Collected data entries
☆ ☆ ☆ ☆ ☆ ☆ ☆

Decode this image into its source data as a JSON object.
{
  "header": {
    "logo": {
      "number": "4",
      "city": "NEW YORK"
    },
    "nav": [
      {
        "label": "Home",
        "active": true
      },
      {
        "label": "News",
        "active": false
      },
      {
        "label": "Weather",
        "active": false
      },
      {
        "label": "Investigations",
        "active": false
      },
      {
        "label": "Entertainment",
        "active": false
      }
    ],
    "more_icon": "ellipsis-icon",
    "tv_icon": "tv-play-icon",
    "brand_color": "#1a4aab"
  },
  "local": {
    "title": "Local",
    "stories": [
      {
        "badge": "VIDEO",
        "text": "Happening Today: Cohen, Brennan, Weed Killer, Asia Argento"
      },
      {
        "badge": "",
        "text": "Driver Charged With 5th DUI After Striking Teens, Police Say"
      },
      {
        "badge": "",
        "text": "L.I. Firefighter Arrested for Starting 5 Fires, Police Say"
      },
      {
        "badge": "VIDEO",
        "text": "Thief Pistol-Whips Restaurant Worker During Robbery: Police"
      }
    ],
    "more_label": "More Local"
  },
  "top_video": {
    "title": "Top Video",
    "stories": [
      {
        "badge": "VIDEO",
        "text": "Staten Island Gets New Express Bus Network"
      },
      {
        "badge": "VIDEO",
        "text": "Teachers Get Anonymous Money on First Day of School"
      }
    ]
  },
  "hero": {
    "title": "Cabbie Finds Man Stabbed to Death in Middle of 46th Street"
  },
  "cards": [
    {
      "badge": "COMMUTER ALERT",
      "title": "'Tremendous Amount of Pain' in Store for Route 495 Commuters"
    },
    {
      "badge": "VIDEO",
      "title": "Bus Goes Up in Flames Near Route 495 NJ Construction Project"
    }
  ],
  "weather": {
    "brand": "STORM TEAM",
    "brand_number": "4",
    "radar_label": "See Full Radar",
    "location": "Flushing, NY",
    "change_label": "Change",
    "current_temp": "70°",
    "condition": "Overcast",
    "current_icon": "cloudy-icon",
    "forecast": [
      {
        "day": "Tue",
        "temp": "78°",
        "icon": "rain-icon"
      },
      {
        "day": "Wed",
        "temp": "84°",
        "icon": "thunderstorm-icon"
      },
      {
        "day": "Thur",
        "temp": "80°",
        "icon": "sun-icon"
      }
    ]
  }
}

☆ ☆ ☆ ☆ ☆ ☆ ☆

- **DIRECTIONS FOR THIS TASK**
Your task is to extract all of the records exactly.

- **OUTPUT FOR THIS TASK**
Decode this image into its source data as a JSON object.
{
  "header": {
    "logo": {
      "number": "4",
      "city": "NEW YORK"
    },
    "nav": [
      {
        "label": "Home",
        "active": true
      },
      {
        "label": "News",
        "active": false
      },
      {
        "label": "Weather",
        "active": false
      },
      {
        "label": "Investigations",
        "active": false
      },
      {
        "label": "Entertainment",
        "active": false
      }
    ],
    "more_icon": "ellipsis-icon",
    "tv_icon": "tv-play-icon",
    "brand_color": "#1a4aab"
  },
  "local": {
    "title": "Local",
    "stories": [
      {
        "badge": "VIDEO",
        "text": "Happening Today: Cohen, Brennan, Weed Killer, Asia Argento"
      },
      {
        "badge": "",
        "text": "Driver Charged With 5th DUI After Striking Teens, Police Say"
      },
      {
        "badge": "",
        "text": "L.I. Firefighter Arrested for Starting 5 Fires, Police Say"
      },
      {
        "badge": "VIDEO",
        "text": "Thief Pistol-Whips Restaurant Worker During Robbery: Police"
      }
    ],
    "more_label": "More Local"
  },
  "top_video": {
    "title": "Top Video",
    "stories": [
      {
        "badge": "VIDEO",
        "text": "Staten Island Gets New Express Bus Network"
      },
      {
        "badge": "VIDEO",
        "text": "Teachers Get Anonymous Money on First Day of School"
      }
    ]
  },
  "hero": {
    "title": "Cabbie Finds Man Stabbed to Death in Middle of 46th Street"
  },
  "cards": [
    {
      "badge": "COMMUTER ALERT",
      "title": "'Tremendous Amount of Pain' in Store for Route 495 Commuters"
    },
    {
      "badge": "VIDEO",
      "title": "Bus Goes Up in Flames Near Route 495 NJ Construction Project"
    }
  ],
  "weather": {
    "brand": "STORM TEAM",
    "brand_number": "4",
    "radar_label": "See Full Radar",
    "location": "Flushing, NY",
    "change_label": "Change",
    "current_temp": "70°",
    "condition": "Overcast",
    "current_icon": "cloudy-icon",
    "forecast": [
      {
        "day": "Tue",
        "temp": "78°",
        "icon": "rain-icon"
      },
      {
        "day": "Wed",
        "temp": "84°",
        "icon": "thunderstorm-icon"
      },
      {
        "day": "Thur",
        "temp": "80°",
        "icon": "sun-icon"
      }
    ]
  }
}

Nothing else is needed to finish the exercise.